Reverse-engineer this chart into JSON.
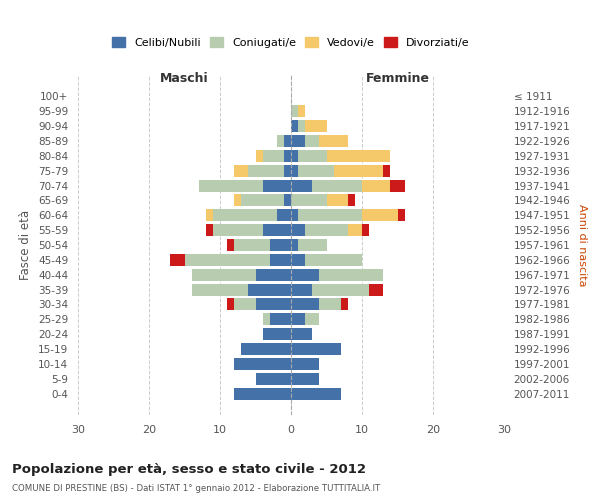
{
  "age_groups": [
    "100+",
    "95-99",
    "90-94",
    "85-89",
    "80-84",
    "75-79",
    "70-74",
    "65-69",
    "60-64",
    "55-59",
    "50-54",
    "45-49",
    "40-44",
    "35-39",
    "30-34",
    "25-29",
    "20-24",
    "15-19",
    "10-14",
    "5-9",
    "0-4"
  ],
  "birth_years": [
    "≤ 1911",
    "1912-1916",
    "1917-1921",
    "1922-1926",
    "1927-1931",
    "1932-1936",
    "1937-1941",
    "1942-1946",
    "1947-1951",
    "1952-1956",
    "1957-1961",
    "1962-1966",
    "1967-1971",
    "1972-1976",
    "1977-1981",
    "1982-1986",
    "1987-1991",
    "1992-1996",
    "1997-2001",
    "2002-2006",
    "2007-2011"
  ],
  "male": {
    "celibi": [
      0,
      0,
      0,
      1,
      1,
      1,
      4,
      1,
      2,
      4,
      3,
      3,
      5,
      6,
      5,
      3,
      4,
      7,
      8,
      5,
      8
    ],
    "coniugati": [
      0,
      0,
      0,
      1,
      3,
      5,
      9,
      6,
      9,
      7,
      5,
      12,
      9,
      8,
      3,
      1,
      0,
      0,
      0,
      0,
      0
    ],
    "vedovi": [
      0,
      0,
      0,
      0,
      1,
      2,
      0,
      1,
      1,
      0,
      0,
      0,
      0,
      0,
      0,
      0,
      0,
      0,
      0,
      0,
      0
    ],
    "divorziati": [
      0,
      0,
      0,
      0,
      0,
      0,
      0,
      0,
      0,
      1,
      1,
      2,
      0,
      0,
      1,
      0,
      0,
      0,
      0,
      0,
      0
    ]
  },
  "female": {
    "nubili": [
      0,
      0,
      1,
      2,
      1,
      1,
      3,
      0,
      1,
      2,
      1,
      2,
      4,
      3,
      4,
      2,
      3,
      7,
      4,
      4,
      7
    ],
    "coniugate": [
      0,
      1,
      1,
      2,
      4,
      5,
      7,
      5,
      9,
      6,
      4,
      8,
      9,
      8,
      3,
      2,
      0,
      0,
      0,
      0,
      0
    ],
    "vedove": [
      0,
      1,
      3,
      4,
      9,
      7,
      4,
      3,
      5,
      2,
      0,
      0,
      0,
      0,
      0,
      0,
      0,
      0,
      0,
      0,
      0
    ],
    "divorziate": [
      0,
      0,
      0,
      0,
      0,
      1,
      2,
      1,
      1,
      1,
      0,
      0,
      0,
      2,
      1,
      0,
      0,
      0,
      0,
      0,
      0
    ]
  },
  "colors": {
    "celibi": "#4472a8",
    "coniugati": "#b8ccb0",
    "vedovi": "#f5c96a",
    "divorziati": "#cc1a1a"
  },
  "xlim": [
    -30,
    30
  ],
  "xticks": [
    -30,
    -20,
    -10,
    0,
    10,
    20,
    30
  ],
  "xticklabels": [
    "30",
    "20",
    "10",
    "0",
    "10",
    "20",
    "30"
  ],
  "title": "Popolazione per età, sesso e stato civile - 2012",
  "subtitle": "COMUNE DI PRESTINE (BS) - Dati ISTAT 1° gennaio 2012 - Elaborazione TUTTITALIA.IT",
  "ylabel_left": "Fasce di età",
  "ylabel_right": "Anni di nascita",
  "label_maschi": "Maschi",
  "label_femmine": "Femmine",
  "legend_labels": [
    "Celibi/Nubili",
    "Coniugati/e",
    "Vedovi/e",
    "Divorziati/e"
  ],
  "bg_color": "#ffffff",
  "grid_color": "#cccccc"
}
---
_Task to carry out_
Every record above must be given again exactly; drop the pictures.

_Answer to this problem_
Reverse-engineer this chart into JSON.
{
  "age_groups": [
    "100+",
    "95-99",
    "90-94",
    "85-89",
    "80-84",
    "75-79",
    "70-74",
    "65-69",
    "60-64",
    "55-59",
    "50-54",
    "45-49",
    "40-44",
    "35-39",
    "30-34",
    "25-29",
    "20-24",
    "15-19",
    "10-14",
    "5-9",
    "0-4"
  ],
  "birth_years": [
    "≤ 1911",
    "1912-1916",
    "1917-1921",
    "1922-1926",
    "1927-1931",
    "1932-1936",
    "1937-1941",
    "1942-1946",
    "1947-1951",
    "1952-1956",
    "1957-1961",
    "1962-1966",
    "1967-1971",
    "1972-1976",
    "1977-1981",
    "1982-1986",
    "1987-1991",
    "1992-1996",
    "1997-2001",
    "2002-2006",
    "2007-2011"
  ],
  "male": {
    "celibi": [
      0,
      0,
      0,
      1,
      1,
      1,
      4,
      1,
      2,
      4,
      3,
      3,
      5,
      6,
      5,
      3,
      4,
      7,
      8,
      5,
      8
    ],
    "coniugati": [
      0,
      0,
      0,
      1,
      3,
      5,
      9,
      6,
      9,
      7,
      5,
      12,
      9,
      8,
      3,
      1,
      0,
      0,
      0,
      0,
      0
    ],
    "vedovi": [
      0,
      0,
      0,
      0,
      1,
      2,
      0,
      1,
      1,
      0,
      0,
      0,
      0,
      0,
      0,
      0,
      0,
      0,
      0,
      0,
      0
    ],
    "divorziati": [
      0,
      0,
      0,
      0,
      0,
      0,
      0,
      0,
      0,
      1,
      1,
      2,
      0,
      0,
      1,
      0,
      0,
      0,
      0,
      0,
      0
    ]
  },
  "female": {
    "nubili": [
      0,
      0,
      1,
      2,
      1,
      1,
      3,
      0,
      1,
      2,
      1,
      2,
      4,
      3,
      4,
      2,
      3,
      7,
      4,
      4,
      7
    ],
    "coniugate": [
      0,
      1,
      1,
      2,
      4,
      5,
      7,
      5,
      9,
      6,
      4,
      8,
      9,
      8,
      3,
      2,
      0,
      0,
      0,
      0,
      0
    ],
    "vedove": [
      0,
      1,
      3,
      4,
      9,
      7,
      4,
      3,
      5,
      2,
      0,
      0,
      0,
      0,
      0,
      0,
      0,
      0,
      0,
      0,
      0
    ],
    "divorziate": [
      0,
      0,
      0,
      0,
      0,
      1,
      2,
      1,
      1,
      1,
      0,
      0,
      0,
      2,
      1,
      0,
      0,
      0,
      0,
      0,
      0
    ]
  },
  "colors": {
    "celibi": "#4472a8",
    "coniugati": "#b8ccb0",
    "vedovi": "#f5c96a",
    "divorziati": "#cc1a1a"
  },
  "xlim": [
    -30,
    30
  ],
  "xticks": [
    -30,
    -20,
    -10,
    0,
    10,
    20,
    30
  ],
  "xticklabels": [
    "30",
    "20",
    "10",
    "0",
    "10",
    "20",
    "30"
  ],
  "title": "Popolazione per età, sesso e stato civile - 2012",
  "subtitle": "COMUNE DI PRESTINE (BS) - Dati ISTAT 1° gennaio 2012 - Elaborazione TUTTITALIA.IT",
  "ylabel_left": "Fasce di età",
  "ylabel_right": "Anni di nascita",
  "label_maschi": "Maschi",
  "label_femmine": "Femmine",
  "legend_labels": [
    "Celibi/Nubili",
    "Coniugati/e",
    "Vedovi/e",
    "Divorziati/e"
  ],
  "bg_color": "#ffffff",
  "grid_color": "#cccccc"
}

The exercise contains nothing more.